— Start of Extracted material —

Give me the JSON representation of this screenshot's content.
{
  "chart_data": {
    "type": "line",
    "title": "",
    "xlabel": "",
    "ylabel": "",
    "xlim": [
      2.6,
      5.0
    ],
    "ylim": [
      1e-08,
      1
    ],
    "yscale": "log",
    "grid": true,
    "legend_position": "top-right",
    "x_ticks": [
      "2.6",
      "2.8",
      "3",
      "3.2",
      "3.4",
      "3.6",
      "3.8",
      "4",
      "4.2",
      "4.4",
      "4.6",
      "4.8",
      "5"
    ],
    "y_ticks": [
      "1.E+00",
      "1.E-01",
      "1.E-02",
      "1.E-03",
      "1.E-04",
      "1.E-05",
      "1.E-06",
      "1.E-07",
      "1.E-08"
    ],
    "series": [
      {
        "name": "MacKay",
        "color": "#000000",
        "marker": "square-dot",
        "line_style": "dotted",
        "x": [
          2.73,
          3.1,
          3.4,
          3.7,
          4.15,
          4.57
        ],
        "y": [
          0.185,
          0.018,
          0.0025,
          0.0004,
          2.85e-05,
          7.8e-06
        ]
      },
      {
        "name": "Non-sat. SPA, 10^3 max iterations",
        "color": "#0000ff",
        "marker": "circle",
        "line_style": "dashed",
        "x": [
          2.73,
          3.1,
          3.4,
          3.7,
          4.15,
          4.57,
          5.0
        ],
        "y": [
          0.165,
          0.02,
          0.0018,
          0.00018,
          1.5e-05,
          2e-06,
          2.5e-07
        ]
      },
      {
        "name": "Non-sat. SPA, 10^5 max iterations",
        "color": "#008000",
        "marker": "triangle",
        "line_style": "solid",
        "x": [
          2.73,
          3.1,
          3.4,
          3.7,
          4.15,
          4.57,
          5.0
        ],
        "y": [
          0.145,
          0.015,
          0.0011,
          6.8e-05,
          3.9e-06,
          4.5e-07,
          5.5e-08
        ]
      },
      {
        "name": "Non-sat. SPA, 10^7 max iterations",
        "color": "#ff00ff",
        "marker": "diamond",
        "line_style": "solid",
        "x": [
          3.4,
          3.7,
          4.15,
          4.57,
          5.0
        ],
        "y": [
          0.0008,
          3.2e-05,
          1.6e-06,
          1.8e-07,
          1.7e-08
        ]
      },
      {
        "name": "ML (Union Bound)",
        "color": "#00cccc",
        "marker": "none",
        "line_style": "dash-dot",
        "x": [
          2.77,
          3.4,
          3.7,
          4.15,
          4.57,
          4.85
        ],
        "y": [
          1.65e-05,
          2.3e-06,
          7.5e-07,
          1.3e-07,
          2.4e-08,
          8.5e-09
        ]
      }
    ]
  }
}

— End of Extracted material —

Exercise objective:
The word "name" may turn up on some lines of these records; say how many, with no other words.

Solution:
5